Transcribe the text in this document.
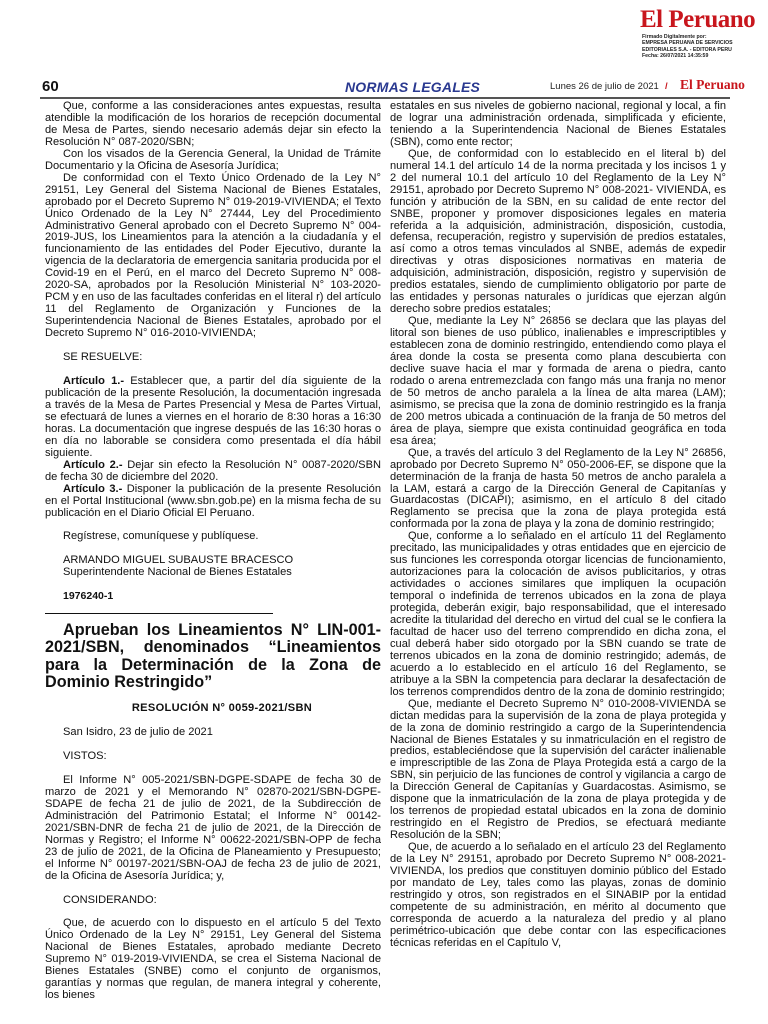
El Peruano
Firmado Digitalmente por:
EMPRESA PERUANA DE SERVICIOS
EDITORIALES S.A. - EDITORA PERU
Fecha: 26/07/2021 14:35:59
60	NORMAS LEGALES	Lunes 26 de julio de 2021 / El Peruano

Que, conforme a las consideraciones antes expuestas, resulta atendible la modificación de los horarios de recepción documental de Mesa de Partes, siendo necesario además dejar sin efecto la Resolución N° 087-2020/SBN;

Con los visados de la Gerencia General, la Unidad de Trámite Documentario y la Oficina de Asesoría Jurídica;

De conformidad con el Texto Único Ordenado de la Ley N° 29151, Ley General del Sistema Nacional de Bienes Estatales, aprobado por el Decreto Supremo N° 019-2019-VIVIENDA; el Texto Único Ordenado de la Ley N° 27444, Ley del Procedimiento Administrativo General aprobado con el Decreto Supremo N° 004-2019-JUS, los Lineamientos para la atención a la ciudadanía y el funcionamiento de las entidades del Poder Ejecutivo, durante la vigencia de la declaratoria de emergencia sanitaria producida por el Covid-19 en el Perú, en el marco del Decreto Supremo N° 008-2020-SA, aprobados por la Resolución Ministerial N° 103-2020-PCM y en uso de las facultades conferidas en el literal r) del artículo 11 del Reglamento de Organización y Funciones de la Superintendencia Nacional de Bienes Estatales, aprobado por el Decreto Supremo N° 016-2010-VIVIENDA;

SE RESUELVE:

Artículo 1.- Establecer que, a partir del día siguiente de la publicación de la presente Resolución, la documentación ingresada a través de la Mesa de Partes Presencial y Mesa de Partes Virtual, se efectuará de lunes a viernes en el horario de 8:30 horas a 16:30 horas. La documentación que ingrese después de las 16:30 horas o en día no laborable se considera como presentada el día hábil siguiente.

Artículo 2.- Dejar sin efecto la Resolución N° 0087-2020/SBN de fecha 30 de diciembre del 2020.

Artículo 3.- Disponer la publicación de la presente Resolución en el Portal Institucional (www.sbn.gob.pe) en la misma fecha de su publicación en el Diario Oficial El Peruano.

Regístrese, comuníquese y publíquese.

ARMANDO MIGUEL SUBAUSTE BRACESCO

Superintendente Nacional de Bienes Estatales

1976240-1

Aprueban los Lineamientos N° LIN-001-2021/SBN, denominados “Lineamientos para la Determinación de la Zona de Dominio Restringido”

RESOLUCIÓN N° 0059-2021/SBN

San Isidro, 23 de julio de 2021

VISTOS:

El Informe N° 005-2021/SBN-DGPE-SDAPE de fecha 30 de marzo de 2021 y el Memorando N° 02870-2021/SBN-DGPE-SDAPE de fecha 21 de julio de 2021, de la Subdirección de Administración del Patrimonio Estatal; el Informe N° 00142-2021/SBN-DNR de fecha 21 de julio de 2021, de la Dirección de Normas y Registro; el Informe N° 00622-2021/SBN-OPP de fecha 23 de julio de 2021, de la Oficina de Planeamiento y Presupuesto; el Informe N° 00197-2021/SBN-OAJ de fecha 23 de julio de 2021, de la Oficina de Asesoría Jurídica; y,

CONSIDERANDO:

Que, de acuerdo con lo dispuesto en el artículo 5 del Texto Único Ordenado de la Ley N° 29151, Ley General del Sistema Nacional de Bienes Estatales, aprobado mediante Decreto Supremo N° 019-2019-VIVIENDA, se crea el Sistema Nacional de Bienes Estatales (SNBE) como el conjunto de organismos, garantías y normas que regulan, de manera integral y coherente, los bienes

estatales en sus niveles de gobierno nacional, regional y local, a fin de lograr una administración ordenada, simplificada y eficiente, teniendo a la Superintendencia Nacional de Bienes Estatales (SBN), como ente rector;

Que, de conformidad con lo establecido en el literal b) del numeral 14.1 del artículo 14 de la norma precitada y los incisos 1 y 2 del numeral 10.1 del artículo 10 del Reglamento de la Ley N° 29151, aprobado por Decreto Supremo N° 008-2021- VIVIENDA, es función y atribución de la SBN, en su calidad de ente rector del SNBE, proponer y promover disposiciones legales en materia referida a la adquisición, administración, disposición, custodia, defensa, recuperación, registro y supervisión de predios estatales, así como a otros temas vinculados al SNBE, además de expedir directivas y otras disposiciones normativas en materia de adquisición, administración, disposición, registro y supervisión de predios estatales, siendo de cumplimiento obligatorio por parte de las entidades y personas naturales o jurídicas que ejerzan algún derecho sobre predios estatales;

Que, mediante la Ley N° 26856 se declara que las playas del litoral son bienes de uso público, inalienables e imprescriptibles y establecen zona de dominio restringido, entendiendo como playa el área donde la costa se presenta como plana descubierta con declive suave hacia el mar y formada de arena o piedra, canto rodado o arena entremezclada con fango más una franja no menor de 50 metros de ancho paralela a la línea de alta marea (LAM); asimismo, se precisa que la zona de dominio restringido es la franja de 200 metros ubicada a continuación de la franja de 50 metros del área de playa, siempre que exista continuidad geográfica en toda esa área;

Que, a través del artículo 3 del Reglamento de la Ley N° 26856, aprobado por Decreto Supremo N° 050-2006-EF, se dispone que la determinación de la franja de hasta 50 metros de ancho paralela a la LAM, estará a cargo de la Dirección General de Capitanías y Guardacostas (DICAPI); asimismo, en el artículo 8 del citado Reglamento se precisa que la zona de playa protegida está conformada por la zona de playa y la zona de dominio restringido;

Que, conforme a lo señalado en el artículo 11 del Reglamento precitado, las municipalidades y otras entidades que en ejercicio de sus funciones les corresponda otorgar licencias de funcionamiento, autorizaciones para la colocación de avisos publicitarios, y otras actividades o acciones similares que impliquen la ocupación temporal o indefinida de terrenos ubicados en la zona de playa protegida, deberán exigir, bajo responsabilidad, que el interesado acredite la titularidad del derecho en virtud del cual se le confiera la facultad de hacer uso del terreno comprendido en dicha zona, el cual deberá haber sido otorgado por la SBN cuando se trate de terrenos ubicados en la zona de dominio restringido; además, de acuerdo a lo establecido en el artículo 16 del Reglamento, se atribuye a la SBN la competencia para declarar la desafectación de los terrenos comprendidos dentro de la zona de dominio restringido;

Que, mediante el Decreto Supremo N° 010-2008-VIVIENDA se dictan medidas para la supervisión de la zona de playa protegida y de la zona de dominio restringido a cargo de la Superintendencia Nacional de Bienes Estatales y su inmatriculación en el registro de predios, estableciéndose que la supervisión del carácter inalienable e imprescriptible de las Zona de Playa Protegida está a cargo de la SBN, sin perjuicio de las funciones de control y vigilancia a cargo de la Dirección General de Capitanías y Guardacostas. Asimismo, se dispone que la inmatriculación de la zona de playa protegida y de los terrenos de propiedad estatal ubicados en la zona de dominio restringido en el Registro de Predios, se efectuará mediante Resolución de la SBN;

Que, de acuerdo a lo señalado en el artículo 23 del Reglamento de la Ley N° 29151, aprobado por Decreto Supremo N° 008-2021-VIVIENDA, los predios que constituyen dominio público del Estado por mandato de Ley, tales como las playas, zonas de dominio restringido y otros, son registrados en el SINABIP por la entidad competente de su administración, en mérito al documento que corresponda de acuerdo a la naturaleza del predio y al plano perimétrico-ubicación que debe contar con las especificaciones técnicas referidas en el Capítulo V,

*Goal*. Report back each line of the entries that holds the string "Partes".

*Solved exercise*.
Que, conforme a las consideraciones antes expuestas, resulta atendible la modificación de los horarios de recepción documental de Mesa de Partes, siendo necesario además dejar sin efecto la Resolución N° 087-2020/SBN;
Artículo 1.- Establecer que, a partir del día siguiente de la publicación de la presente Resolución, la documentación ingresada a través de la Mesa de Partes Presencial y Mesa de Partes Virtual, se efectuará de lunes a viernes en el horario de 8:30 horas a 16:30 horas. La documentación que ingrese después de las 16:30 horas o en día no laborable se considera como presentada el día hábil siguiente.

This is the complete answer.